begin The input

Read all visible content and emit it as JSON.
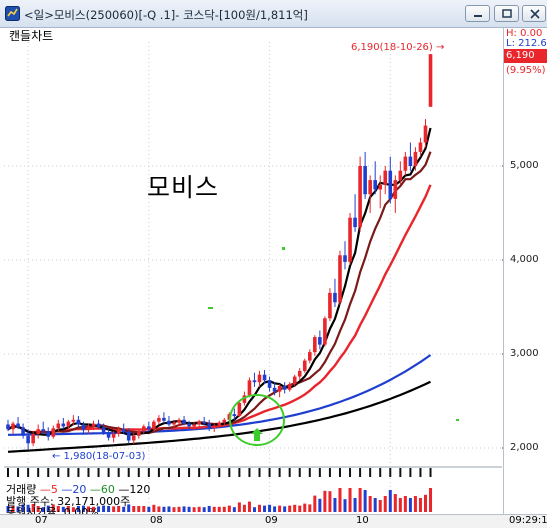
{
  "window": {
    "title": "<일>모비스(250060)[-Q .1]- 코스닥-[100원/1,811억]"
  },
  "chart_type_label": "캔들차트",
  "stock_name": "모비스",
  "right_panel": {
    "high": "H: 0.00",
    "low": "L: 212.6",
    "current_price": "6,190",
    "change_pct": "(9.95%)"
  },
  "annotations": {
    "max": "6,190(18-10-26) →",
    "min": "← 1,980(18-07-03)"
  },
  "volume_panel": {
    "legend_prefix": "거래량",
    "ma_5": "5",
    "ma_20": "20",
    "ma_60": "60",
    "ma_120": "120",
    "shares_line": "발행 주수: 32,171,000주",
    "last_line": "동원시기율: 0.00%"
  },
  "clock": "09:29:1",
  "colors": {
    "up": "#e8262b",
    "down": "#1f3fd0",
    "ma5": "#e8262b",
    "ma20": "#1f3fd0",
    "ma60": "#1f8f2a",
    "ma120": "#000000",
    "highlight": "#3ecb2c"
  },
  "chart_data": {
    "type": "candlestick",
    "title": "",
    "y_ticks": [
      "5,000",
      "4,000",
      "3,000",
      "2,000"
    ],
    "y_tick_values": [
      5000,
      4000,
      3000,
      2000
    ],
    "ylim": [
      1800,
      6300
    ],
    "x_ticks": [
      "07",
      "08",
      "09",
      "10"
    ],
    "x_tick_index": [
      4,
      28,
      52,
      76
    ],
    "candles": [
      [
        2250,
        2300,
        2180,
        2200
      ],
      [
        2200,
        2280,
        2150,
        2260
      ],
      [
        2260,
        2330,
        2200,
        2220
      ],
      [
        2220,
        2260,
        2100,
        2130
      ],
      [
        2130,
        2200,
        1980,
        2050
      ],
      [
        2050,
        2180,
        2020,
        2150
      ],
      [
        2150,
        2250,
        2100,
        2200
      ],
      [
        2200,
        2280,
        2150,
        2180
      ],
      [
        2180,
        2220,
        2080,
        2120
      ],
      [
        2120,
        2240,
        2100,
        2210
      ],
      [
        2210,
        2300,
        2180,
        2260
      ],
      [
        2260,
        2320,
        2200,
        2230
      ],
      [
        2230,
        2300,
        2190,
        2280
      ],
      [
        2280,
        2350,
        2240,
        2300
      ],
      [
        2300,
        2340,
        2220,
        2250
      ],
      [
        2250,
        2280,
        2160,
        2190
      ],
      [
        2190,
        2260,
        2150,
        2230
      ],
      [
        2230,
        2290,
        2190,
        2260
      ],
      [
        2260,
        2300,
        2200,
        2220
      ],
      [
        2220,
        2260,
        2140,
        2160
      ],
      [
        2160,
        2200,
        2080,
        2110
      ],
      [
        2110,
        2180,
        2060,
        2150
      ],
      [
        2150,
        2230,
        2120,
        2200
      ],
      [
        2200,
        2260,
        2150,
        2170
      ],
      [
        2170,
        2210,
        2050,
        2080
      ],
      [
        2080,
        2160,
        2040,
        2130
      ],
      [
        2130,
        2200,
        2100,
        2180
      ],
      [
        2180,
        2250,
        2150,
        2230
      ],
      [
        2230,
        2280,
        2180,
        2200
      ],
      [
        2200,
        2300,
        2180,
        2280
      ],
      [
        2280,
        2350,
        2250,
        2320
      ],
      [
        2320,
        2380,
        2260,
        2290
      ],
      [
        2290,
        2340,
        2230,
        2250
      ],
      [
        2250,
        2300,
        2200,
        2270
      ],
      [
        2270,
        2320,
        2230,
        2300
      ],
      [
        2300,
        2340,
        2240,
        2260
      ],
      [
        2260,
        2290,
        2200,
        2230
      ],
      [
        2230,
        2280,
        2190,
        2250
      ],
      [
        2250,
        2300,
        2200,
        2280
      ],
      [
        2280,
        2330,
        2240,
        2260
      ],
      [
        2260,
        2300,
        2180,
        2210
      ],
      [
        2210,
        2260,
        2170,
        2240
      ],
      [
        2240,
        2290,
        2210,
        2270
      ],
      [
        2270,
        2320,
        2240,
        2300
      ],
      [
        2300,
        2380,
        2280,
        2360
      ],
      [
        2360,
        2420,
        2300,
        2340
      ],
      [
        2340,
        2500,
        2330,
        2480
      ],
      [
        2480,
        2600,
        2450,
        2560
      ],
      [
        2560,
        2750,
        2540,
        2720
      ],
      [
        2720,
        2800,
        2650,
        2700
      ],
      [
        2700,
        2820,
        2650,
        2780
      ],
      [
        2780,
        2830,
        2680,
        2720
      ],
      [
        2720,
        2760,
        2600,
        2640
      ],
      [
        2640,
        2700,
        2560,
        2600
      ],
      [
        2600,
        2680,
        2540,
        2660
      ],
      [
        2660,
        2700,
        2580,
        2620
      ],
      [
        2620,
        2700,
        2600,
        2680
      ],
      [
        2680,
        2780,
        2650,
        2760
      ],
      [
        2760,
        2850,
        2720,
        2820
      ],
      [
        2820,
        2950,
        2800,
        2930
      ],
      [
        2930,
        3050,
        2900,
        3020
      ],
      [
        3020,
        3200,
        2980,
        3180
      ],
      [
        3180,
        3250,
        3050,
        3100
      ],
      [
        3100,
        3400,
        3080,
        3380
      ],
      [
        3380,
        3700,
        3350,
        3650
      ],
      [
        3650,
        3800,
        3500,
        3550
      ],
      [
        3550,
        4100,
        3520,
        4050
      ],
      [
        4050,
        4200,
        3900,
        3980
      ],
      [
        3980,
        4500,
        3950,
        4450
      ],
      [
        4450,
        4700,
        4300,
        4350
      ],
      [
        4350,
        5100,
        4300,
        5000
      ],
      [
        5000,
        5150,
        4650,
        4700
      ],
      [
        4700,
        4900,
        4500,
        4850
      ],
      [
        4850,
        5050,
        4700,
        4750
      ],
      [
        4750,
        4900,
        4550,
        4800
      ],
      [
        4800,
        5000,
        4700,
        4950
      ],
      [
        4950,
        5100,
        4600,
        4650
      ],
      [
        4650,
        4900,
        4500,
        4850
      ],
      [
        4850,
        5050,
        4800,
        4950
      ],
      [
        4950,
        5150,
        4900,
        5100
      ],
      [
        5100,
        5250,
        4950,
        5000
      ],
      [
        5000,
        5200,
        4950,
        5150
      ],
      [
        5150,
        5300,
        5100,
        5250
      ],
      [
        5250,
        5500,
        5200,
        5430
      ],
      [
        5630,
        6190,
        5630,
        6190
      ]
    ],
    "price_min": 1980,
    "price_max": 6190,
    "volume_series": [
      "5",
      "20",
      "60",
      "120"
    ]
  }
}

end The input
begin The input

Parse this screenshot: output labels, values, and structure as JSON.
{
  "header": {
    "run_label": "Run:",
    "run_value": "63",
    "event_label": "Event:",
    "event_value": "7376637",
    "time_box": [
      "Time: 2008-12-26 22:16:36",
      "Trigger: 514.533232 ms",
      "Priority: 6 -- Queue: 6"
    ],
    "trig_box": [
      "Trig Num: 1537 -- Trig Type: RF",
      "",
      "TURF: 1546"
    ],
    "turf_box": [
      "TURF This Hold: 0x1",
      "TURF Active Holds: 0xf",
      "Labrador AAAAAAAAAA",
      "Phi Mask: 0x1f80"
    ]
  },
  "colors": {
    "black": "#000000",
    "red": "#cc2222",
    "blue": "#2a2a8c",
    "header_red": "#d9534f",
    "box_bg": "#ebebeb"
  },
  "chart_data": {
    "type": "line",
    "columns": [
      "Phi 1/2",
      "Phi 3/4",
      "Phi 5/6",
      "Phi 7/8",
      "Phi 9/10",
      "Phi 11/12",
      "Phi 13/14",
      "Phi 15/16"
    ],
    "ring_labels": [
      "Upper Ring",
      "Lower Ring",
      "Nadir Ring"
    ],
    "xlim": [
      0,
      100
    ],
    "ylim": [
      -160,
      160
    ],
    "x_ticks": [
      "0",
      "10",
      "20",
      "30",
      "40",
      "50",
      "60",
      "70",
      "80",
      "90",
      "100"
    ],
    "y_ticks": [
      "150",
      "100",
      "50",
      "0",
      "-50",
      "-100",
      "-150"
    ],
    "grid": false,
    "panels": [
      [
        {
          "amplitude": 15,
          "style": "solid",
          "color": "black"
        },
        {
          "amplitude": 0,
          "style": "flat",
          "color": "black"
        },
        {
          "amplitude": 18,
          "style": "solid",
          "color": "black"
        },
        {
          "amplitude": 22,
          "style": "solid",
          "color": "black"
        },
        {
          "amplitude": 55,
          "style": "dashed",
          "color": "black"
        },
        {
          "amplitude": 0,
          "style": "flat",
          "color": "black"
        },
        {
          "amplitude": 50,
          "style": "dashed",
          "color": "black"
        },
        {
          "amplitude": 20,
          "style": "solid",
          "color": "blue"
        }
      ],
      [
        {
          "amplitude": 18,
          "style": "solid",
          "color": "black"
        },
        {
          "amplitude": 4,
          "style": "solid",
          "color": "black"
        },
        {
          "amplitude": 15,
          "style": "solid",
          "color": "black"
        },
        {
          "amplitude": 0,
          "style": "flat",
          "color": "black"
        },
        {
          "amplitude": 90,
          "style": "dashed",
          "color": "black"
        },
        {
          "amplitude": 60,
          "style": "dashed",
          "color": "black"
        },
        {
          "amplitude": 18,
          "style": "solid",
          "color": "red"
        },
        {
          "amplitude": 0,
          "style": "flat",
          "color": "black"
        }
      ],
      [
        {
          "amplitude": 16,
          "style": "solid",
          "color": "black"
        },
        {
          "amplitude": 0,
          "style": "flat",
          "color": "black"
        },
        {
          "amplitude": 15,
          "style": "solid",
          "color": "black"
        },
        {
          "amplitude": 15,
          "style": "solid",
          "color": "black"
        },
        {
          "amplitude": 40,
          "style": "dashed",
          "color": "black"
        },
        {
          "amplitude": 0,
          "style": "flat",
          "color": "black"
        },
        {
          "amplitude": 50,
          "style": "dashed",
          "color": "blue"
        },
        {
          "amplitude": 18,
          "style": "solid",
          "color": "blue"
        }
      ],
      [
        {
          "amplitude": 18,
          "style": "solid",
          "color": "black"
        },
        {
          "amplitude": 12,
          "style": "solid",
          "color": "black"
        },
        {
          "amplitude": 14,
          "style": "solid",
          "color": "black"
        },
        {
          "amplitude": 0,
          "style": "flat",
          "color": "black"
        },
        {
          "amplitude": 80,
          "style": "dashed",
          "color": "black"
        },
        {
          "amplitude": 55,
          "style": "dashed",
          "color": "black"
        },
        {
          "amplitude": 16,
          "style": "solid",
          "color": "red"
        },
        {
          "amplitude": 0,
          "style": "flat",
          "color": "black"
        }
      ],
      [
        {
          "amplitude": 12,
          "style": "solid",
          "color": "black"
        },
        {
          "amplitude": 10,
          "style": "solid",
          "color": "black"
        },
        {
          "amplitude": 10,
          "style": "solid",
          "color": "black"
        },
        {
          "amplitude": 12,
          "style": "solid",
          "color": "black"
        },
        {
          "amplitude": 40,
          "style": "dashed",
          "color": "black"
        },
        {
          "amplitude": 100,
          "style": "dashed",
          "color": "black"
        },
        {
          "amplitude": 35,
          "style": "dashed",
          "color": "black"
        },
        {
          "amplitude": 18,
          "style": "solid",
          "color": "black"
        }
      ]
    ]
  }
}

end The input
begin The input

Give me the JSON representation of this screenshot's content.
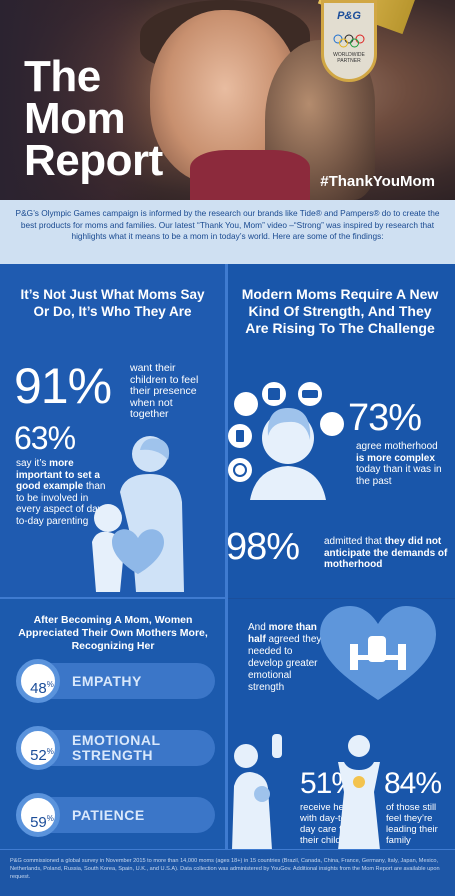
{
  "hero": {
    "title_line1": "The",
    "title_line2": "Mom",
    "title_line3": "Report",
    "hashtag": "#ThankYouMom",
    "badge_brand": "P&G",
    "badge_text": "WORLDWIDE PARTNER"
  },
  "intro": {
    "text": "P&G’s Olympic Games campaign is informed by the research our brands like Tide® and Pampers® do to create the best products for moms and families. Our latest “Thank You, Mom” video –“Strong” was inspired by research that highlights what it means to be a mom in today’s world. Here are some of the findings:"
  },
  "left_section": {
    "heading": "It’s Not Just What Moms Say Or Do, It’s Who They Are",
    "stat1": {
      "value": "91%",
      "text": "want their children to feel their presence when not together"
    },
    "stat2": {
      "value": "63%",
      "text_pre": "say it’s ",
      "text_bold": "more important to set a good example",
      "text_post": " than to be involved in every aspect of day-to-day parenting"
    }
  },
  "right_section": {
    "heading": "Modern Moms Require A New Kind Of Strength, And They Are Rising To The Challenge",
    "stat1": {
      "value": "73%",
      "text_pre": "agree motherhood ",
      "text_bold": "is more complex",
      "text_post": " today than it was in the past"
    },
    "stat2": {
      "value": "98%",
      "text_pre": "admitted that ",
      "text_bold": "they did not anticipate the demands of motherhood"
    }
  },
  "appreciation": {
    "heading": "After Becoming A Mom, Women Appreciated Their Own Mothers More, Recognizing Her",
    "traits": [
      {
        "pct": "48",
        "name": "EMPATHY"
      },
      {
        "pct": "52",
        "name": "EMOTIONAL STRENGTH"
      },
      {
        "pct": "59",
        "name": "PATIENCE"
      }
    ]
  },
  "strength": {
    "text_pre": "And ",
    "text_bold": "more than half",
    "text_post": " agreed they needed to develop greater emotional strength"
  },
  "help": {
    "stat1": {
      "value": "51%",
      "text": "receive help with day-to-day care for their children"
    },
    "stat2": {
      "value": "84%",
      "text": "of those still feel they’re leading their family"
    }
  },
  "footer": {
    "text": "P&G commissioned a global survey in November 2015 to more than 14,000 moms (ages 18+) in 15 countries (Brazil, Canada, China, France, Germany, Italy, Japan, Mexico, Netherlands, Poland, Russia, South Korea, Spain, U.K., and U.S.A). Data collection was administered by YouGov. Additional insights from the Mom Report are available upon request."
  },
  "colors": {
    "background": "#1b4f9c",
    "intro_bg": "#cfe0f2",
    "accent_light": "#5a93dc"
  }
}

end The input

> What to do
Find the lines with the string "feel" and reproduce them.

> Task output
      "text": "want their children to feel their presence when not together"
      "text": "of those still feel they’re leading their family"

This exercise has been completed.